--- BEGIN ---

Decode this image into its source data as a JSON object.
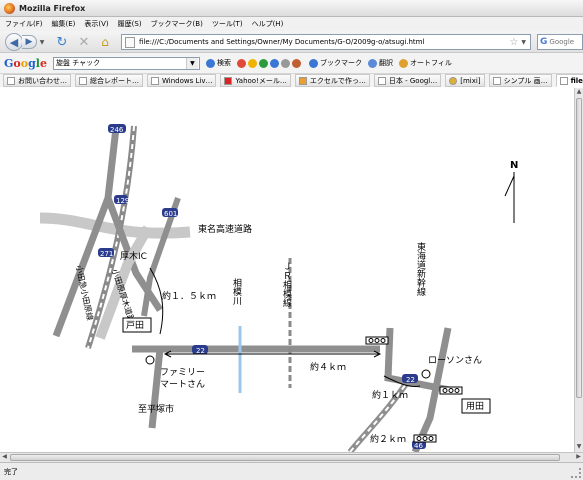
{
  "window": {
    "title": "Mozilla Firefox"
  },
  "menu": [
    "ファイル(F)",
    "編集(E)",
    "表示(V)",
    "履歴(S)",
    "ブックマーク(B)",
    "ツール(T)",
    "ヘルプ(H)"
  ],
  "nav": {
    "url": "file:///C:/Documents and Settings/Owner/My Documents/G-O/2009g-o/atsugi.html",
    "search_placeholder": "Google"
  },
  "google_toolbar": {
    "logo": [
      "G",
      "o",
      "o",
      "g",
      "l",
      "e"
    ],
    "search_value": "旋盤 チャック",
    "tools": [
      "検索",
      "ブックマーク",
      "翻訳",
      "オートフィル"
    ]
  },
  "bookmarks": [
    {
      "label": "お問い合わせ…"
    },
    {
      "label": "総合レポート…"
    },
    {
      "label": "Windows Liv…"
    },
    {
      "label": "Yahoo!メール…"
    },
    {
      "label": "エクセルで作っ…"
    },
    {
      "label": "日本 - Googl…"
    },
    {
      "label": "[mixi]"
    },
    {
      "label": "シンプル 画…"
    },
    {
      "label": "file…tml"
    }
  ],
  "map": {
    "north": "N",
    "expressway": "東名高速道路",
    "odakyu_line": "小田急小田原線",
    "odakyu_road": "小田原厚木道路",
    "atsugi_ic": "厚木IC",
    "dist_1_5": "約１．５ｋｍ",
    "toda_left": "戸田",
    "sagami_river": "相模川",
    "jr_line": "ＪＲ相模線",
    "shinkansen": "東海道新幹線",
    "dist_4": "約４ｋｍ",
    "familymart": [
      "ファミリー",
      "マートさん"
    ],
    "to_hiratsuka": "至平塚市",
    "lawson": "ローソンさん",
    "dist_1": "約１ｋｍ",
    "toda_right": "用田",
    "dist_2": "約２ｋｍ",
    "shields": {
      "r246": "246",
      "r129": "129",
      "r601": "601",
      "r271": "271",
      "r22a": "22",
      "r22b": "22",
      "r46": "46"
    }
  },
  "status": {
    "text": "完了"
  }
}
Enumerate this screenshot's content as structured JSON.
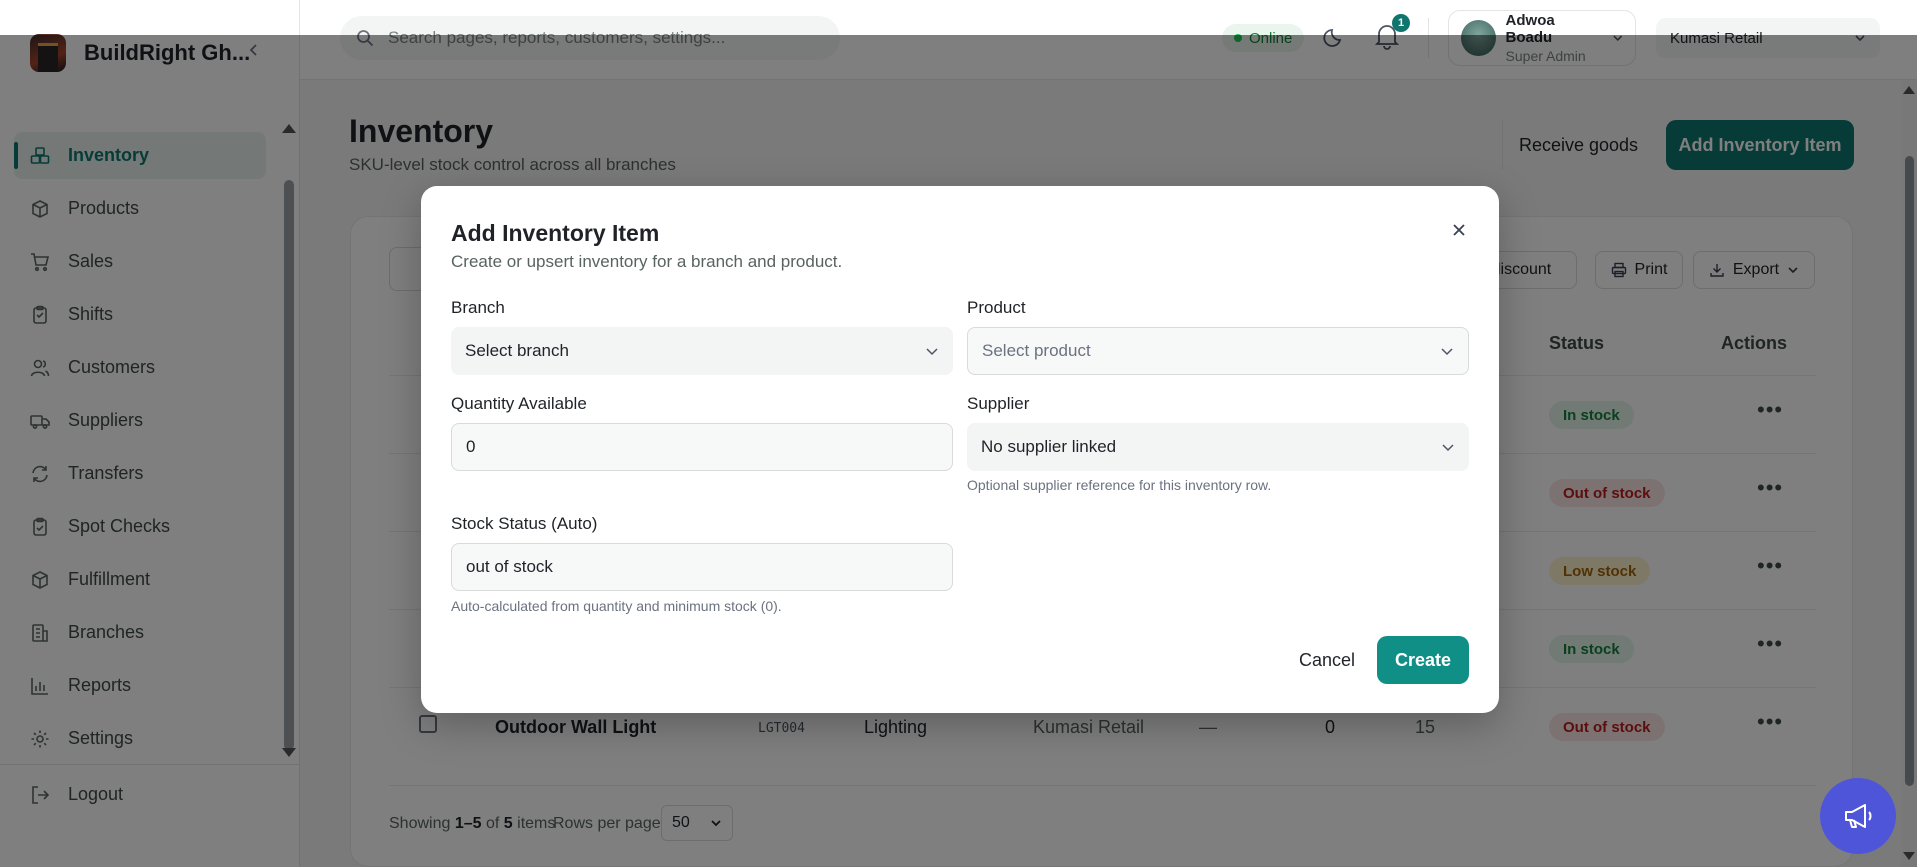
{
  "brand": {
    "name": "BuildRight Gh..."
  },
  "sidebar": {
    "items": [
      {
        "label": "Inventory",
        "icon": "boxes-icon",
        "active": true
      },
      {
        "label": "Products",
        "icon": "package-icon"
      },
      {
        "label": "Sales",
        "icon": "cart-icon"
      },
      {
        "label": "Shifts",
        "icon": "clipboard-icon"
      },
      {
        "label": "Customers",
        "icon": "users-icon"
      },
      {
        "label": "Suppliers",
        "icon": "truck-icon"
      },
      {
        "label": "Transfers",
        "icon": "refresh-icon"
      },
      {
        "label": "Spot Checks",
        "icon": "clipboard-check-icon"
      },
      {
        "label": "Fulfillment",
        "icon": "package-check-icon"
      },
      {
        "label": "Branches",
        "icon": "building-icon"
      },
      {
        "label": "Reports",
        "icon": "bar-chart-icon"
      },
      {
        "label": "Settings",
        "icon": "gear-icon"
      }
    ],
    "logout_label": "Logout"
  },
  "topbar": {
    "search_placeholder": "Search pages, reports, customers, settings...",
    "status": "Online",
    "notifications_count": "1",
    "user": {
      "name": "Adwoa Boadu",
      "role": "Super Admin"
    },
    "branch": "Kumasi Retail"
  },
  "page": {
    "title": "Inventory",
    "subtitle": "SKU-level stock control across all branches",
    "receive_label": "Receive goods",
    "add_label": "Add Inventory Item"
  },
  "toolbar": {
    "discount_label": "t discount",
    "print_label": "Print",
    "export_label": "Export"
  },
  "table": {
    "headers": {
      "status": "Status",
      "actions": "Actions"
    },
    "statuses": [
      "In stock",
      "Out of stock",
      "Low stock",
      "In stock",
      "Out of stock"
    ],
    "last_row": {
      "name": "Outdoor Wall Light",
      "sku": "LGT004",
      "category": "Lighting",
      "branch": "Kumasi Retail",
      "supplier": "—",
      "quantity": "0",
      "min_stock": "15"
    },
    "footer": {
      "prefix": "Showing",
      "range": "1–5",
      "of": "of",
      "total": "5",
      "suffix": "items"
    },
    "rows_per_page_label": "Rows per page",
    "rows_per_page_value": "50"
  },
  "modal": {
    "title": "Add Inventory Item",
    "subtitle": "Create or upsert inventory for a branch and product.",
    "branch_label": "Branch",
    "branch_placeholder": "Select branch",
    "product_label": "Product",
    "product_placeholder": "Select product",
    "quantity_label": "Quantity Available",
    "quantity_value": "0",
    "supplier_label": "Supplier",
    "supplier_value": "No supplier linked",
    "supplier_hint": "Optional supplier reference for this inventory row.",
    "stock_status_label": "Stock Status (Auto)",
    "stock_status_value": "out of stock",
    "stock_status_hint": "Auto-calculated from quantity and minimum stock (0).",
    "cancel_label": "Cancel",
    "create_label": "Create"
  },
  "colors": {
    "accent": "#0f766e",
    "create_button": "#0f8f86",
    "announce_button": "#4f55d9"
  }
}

--- END ---
--- BEGIN ---

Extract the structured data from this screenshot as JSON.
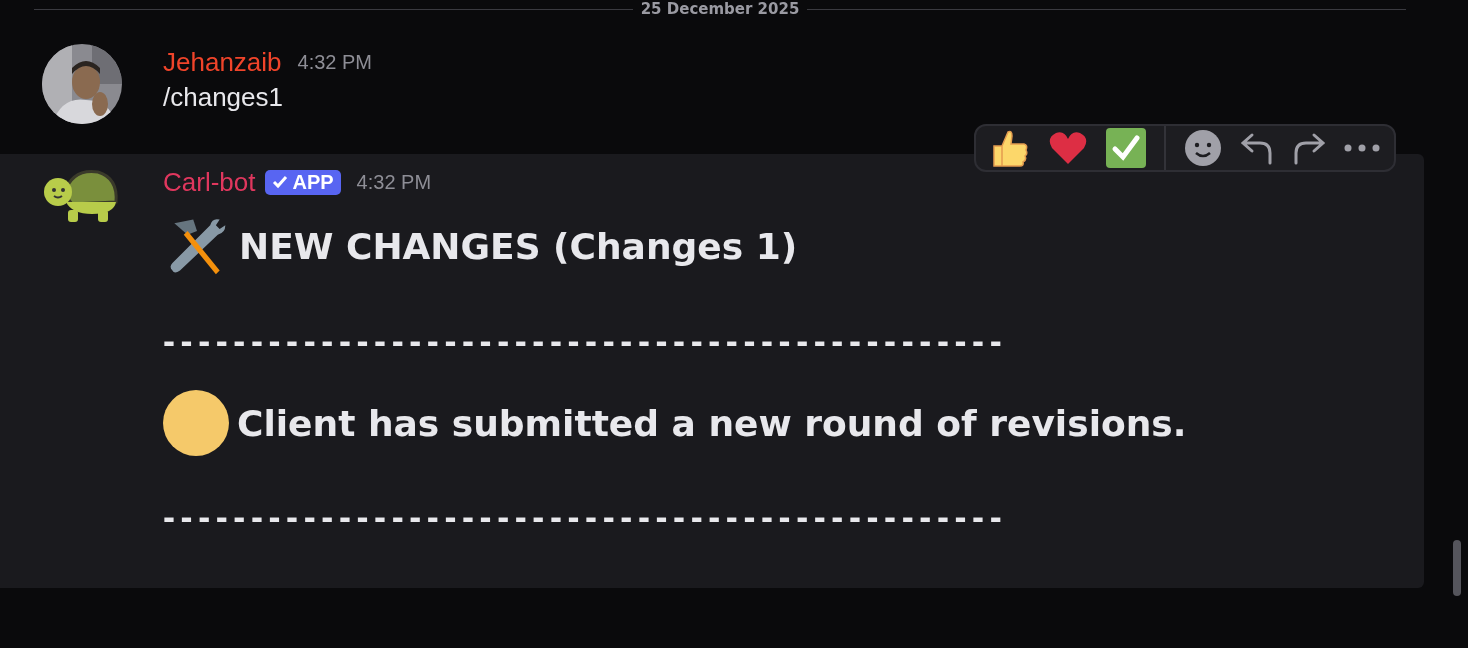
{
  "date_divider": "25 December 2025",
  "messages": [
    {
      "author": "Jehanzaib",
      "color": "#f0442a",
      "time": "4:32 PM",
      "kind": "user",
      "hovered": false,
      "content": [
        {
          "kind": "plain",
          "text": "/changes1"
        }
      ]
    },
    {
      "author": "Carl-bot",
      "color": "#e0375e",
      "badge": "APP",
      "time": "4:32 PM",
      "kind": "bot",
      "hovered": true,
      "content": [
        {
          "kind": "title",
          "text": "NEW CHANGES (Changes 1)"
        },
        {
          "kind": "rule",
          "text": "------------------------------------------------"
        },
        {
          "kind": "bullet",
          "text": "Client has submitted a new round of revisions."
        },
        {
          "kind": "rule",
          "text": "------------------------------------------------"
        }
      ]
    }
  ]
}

--- END ---

» REQUEST: From the listing above, pick out every line containing "screenshot".

» ANSWER TO THIS PROBLEM:
Enumerate this screenshot's content as structured JSON.
Extract the structured data from this screenshot as JSON.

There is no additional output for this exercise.